- _PROBLEM_
The records below are to be quoted in full; please keep every word exact.

(Part of a data file)

begin

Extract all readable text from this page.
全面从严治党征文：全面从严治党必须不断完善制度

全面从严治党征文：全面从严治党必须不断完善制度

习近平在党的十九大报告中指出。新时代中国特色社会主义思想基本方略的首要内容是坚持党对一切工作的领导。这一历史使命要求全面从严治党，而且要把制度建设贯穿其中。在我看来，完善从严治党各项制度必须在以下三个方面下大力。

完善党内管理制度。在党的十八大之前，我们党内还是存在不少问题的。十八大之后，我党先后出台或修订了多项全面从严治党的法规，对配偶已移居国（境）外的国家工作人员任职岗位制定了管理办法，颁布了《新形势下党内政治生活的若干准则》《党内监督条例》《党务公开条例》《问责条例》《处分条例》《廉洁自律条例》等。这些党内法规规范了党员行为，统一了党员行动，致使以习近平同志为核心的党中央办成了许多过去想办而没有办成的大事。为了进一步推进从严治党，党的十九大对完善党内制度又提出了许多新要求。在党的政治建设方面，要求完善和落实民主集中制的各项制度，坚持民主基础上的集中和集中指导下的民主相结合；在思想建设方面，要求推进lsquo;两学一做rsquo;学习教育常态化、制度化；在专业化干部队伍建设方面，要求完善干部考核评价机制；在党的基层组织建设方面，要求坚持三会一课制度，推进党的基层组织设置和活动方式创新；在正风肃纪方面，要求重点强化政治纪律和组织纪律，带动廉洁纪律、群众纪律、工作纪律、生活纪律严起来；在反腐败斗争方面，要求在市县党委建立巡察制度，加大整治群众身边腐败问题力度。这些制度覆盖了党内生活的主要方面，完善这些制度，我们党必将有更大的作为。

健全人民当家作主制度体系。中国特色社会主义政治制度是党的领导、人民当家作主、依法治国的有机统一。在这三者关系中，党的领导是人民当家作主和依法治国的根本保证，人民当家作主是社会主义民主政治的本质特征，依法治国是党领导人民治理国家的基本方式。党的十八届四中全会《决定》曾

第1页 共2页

end

- _RESULT BELOW_
Extract all readable text from this page.
全面从严治党征文：全面从严治党必须不断完善制度

全面从严治党征文：全面从严治党必须不断完善制度

习近平在党的十九大报告中指出。新时代中国特色社会主义思想基本方略的首要内容是坚持党对一切工作的领导。这一历史使命要求全面从严治党，而且要把制度建设贯穿其中。在我看来，完善从严治党各项制度必须在以下三个方面下大力。

完善党内管理制度。在党的十八大之前，我们党内还是存在不少问题的。十八大之后，我党先后出台或修订了多项全面从严治党的法规，对配偶已移居国（境）外的国家工作人员任职岗位制定了管理办法，颁布了《新形势下党内政治生活的若干准则》《党内监督条例》《党务公开条例》《问责条例》《处分条例》《廉洁自律条例》等。这些党内法规规范了党员行为，统一了党员行动，致使以习近平同志为核心的党中央办成了许多过去想办而没有办成的大事。为了进一步推进从严治党，党的十九大对完善党内制度又提出了许多新要求。在党的政治建设方面，要求完善和落实民主集中制的各项制度，坚持民主基础上的集中和集中指导下的民主相结合；在思想建设方面，要求推进lsquo;两学一做rsquo;学习教育常态化、制度化；在专业化干部队伍建设方面，要求完善干部考核评价机制；在党的基层组织建设方面，要求坚持三会一课制度，推进党的基层组织设置和活动方式创新；在正风肃纪方面，要求重点强化政治纪律和组织纪律，带动廉洁纪律、群众纪律、工作纪律、生活纪律严起来；在反腐败斗争方面，要求在市县党委建立巡察制度，加大整治群众身边腐败问题力度。这些制度覆盖了党内生活的主要方面，完善这些制度，我们党必将有更大的作为。

健全人民当家作主制度体系。中国特色社会主义政治制度是党的领导、人民当家作主、依法治国的有机统一。在这三者关系中，党的领导是人民当家作主和依法治国的根本保证，人民当家作主是社会主义民主政治的本质特征，依法治国是党领导人民治理国家的基本方式。党的十八届四中全会《决定》曾

第1页 共2页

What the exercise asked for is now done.